Pick every line with "Verify" from the material below.
-- start of INPUT MATERIAL --
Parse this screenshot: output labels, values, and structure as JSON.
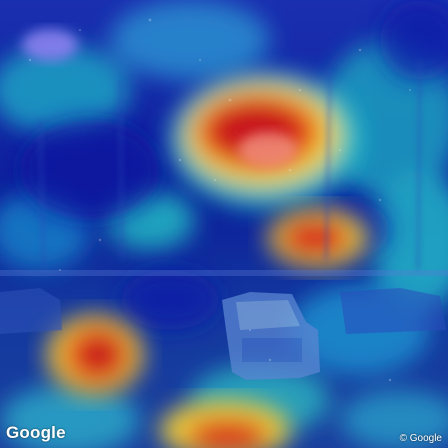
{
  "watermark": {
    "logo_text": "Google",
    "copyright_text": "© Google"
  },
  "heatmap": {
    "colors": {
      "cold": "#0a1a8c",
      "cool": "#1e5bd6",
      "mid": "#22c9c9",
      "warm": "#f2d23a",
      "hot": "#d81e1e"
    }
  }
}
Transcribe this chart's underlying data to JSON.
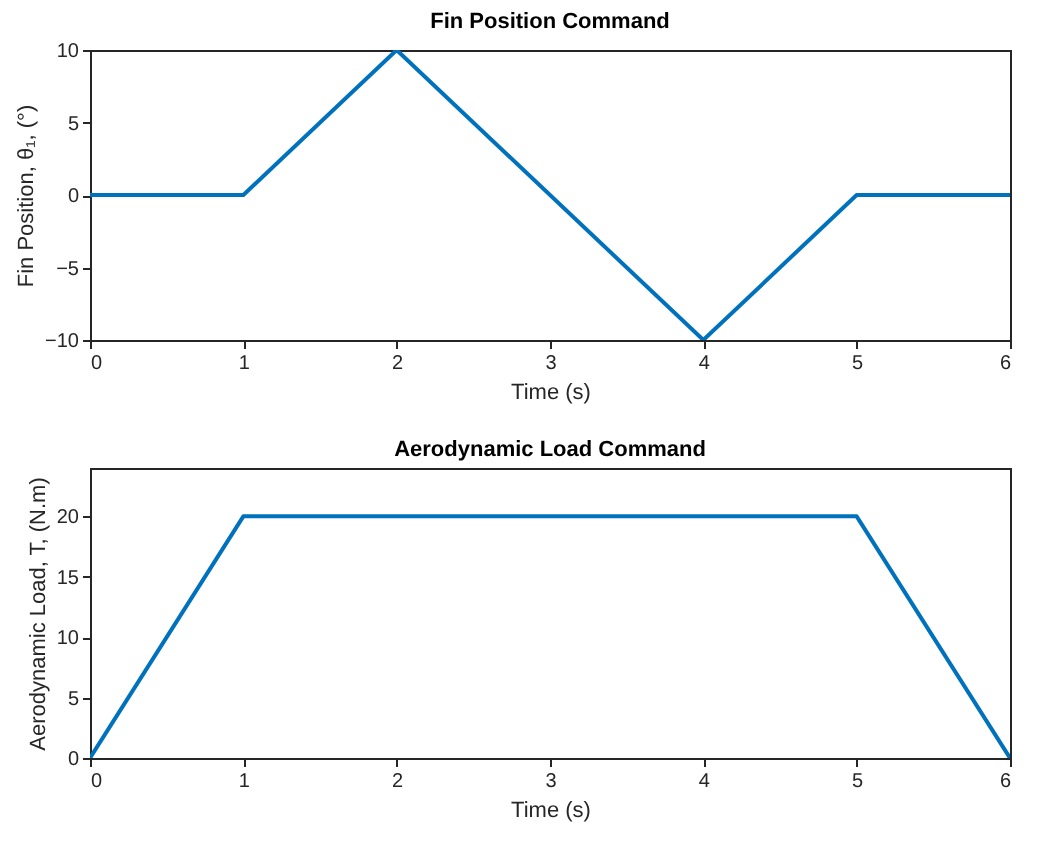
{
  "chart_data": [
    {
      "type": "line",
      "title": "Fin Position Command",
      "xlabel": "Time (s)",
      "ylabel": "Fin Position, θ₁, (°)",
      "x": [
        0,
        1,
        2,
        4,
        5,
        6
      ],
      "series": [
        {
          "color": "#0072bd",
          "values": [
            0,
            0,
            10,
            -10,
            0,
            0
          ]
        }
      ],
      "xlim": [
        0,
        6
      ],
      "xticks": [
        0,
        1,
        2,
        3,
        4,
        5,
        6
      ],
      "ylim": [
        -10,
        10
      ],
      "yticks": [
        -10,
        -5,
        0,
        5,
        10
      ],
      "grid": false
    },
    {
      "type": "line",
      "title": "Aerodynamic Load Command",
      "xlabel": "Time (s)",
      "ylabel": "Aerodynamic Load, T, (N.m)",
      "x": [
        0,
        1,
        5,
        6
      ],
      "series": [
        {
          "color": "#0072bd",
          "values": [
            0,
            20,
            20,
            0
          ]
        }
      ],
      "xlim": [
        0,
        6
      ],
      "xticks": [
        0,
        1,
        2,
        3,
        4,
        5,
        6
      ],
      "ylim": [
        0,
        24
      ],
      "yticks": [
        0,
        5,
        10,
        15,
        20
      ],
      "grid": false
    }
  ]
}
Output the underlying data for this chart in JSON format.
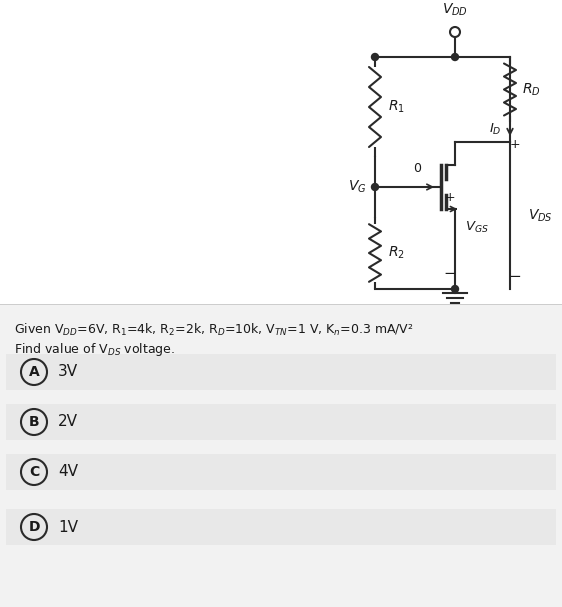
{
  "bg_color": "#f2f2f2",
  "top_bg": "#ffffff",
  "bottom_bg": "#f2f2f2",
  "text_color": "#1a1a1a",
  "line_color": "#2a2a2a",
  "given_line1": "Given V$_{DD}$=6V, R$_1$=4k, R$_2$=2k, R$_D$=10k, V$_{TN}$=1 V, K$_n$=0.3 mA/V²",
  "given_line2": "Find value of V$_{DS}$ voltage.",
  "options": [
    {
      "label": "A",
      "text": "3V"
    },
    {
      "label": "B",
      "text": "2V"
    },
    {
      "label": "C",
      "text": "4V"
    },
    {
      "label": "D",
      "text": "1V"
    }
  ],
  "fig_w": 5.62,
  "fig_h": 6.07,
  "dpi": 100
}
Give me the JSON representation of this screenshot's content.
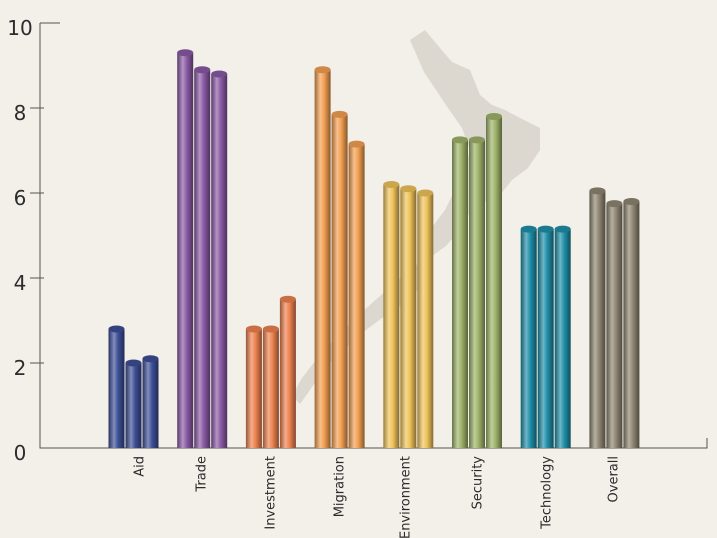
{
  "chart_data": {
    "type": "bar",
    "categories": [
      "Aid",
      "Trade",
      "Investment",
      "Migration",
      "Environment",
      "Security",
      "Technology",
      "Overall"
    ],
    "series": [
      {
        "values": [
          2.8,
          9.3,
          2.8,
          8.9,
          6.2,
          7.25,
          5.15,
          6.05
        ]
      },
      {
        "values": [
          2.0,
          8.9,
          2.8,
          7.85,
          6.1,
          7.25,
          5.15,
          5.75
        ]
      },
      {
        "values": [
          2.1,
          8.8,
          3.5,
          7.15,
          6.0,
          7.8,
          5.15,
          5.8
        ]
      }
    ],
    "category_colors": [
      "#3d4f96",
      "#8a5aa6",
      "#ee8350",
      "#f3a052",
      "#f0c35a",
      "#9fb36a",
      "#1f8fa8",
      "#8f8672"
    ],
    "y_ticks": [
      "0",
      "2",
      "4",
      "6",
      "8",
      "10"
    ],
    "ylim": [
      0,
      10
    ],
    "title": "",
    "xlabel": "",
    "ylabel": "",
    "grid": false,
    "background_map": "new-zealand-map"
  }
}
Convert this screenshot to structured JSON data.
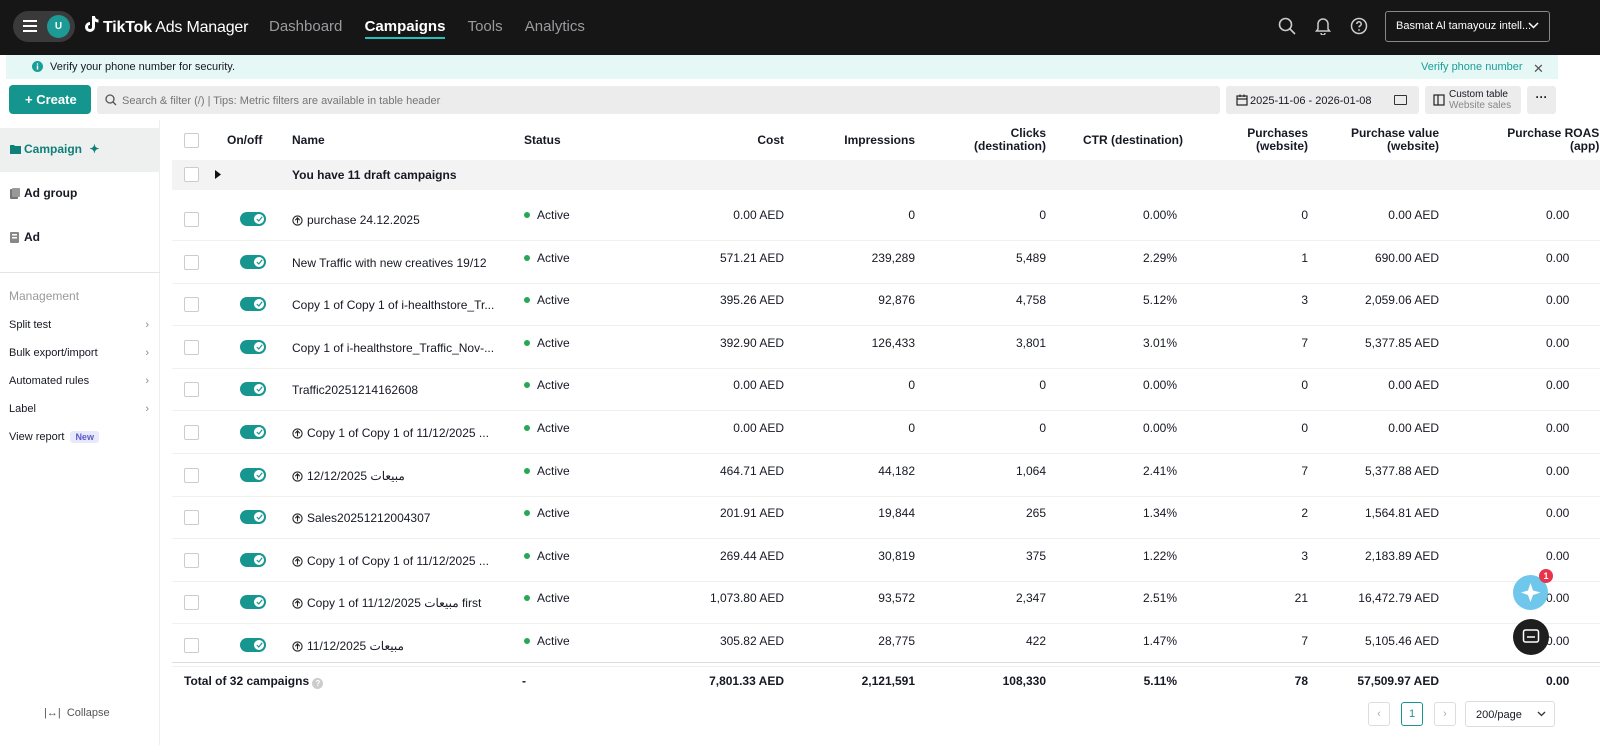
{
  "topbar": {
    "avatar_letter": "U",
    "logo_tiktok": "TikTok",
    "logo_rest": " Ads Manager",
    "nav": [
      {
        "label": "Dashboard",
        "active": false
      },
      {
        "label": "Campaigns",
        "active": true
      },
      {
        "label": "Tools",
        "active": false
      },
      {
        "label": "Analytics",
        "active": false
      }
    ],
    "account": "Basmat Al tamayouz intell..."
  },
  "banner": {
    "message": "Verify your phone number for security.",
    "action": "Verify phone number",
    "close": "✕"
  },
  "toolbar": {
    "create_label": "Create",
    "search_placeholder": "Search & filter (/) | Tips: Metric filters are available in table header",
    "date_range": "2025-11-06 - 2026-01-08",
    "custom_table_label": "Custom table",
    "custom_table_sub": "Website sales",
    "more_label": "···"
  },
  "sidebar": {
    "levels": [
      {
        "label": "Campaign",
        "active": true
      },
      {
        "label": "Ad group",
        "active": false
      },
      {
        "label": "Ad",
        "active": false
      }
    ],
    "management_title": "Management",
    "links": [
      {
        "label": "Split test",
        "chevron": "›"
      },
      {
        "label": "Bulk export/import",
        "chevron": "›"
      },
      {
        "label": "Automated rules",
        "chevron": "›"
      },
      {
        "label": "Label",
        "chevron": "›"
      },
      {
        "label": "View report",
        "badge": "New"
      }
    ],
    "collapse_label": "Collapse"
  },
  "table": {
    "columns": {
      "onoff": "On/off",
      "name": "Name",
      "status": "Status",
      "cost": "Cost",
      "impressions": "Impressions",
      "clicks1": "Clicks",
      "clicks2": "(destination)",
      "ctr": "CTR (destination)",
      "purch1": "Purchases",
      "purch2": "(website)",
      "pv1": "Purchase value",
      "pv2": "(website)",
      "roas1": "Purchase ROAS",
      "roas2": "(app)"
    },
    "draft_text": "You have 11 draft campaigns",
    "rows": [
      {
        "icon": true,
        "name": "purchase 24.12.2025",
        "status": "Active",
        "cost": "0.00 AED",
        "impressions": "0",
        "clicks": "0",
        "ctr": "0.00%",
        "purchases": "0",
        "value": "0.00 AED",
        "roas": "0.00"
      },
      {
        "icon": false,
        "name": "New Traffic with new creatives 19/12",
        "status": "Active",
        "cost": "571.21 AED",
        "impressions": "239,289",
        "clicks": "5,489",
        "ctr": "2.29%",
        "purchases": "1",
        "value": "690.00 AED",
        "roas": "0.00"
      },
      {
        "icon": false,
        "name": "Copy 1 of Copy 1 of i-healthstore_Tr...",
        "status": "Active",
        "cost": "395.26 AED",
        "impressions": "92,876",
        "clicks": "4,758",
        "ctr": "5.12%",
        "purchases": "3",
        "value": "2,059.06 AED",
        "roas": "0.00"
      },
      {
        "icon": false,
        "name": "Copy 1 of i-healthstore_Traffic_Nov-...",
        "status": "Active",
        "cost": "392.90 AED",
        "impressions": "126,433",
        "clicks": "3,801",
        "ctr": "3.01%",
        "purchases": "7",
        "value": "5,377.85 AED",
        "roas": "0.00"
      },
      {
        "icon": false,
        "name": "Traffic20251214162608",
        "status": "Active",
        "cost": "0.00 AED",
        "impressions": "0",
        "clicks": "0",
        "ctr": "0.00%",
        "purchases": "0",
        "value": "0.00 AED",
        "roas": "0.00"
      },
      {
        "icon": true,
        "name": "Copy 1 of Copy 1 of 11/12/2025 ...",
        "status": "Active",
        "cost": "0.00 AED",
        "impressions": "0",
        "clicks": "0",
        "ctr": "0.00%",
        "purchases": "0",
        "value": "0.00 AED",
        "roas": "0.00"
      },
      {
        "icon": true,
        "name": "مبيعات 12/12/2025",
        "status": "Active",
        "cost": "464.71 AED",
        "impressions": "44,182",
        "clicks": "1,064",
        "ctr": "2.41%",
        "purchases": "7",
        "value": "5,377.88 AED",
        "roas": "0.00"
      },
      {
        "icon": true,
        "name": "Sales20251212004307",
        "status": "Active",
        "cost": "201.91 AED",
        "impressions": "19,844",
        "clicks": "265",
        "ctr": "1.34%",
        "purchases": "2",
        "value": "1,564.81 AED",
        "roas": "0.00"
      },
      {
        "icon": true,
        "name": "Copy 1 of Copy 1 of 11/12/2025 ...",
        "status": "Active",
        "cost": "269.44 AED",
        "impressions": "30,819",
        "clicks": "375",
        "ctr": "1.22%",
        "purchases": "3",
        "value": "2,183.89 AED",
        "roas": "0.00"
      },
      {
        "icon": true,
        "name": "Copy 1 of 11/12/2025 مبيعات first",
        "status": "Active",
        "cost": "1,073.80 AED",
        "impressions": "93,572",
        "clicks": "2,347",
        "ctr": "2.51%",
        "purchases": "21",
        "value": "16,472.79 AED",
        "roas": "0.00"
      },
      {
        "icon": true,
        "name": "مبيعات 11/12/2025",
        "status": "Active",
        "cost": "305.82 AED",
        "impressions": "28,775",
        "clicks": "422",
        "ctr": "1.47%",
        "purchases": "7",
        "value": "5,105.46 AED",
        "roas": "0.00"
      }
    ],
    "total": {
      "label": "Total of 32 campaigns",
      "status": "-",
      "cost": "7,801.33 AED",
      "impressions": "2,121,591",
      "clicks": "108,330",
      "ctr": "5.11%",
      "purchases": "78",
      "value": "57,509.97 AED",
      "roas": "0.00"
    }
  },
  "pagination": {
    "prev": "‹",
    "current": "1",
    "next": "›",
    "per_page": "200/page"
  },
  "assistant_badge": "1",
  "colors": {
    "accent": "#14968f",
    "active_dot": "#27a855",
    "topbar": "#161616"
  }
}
-- end of INPUT MATERIAL --
THE RESULT:
    "message": "Verify your phone number for security.",
    "action": "Verify phone number",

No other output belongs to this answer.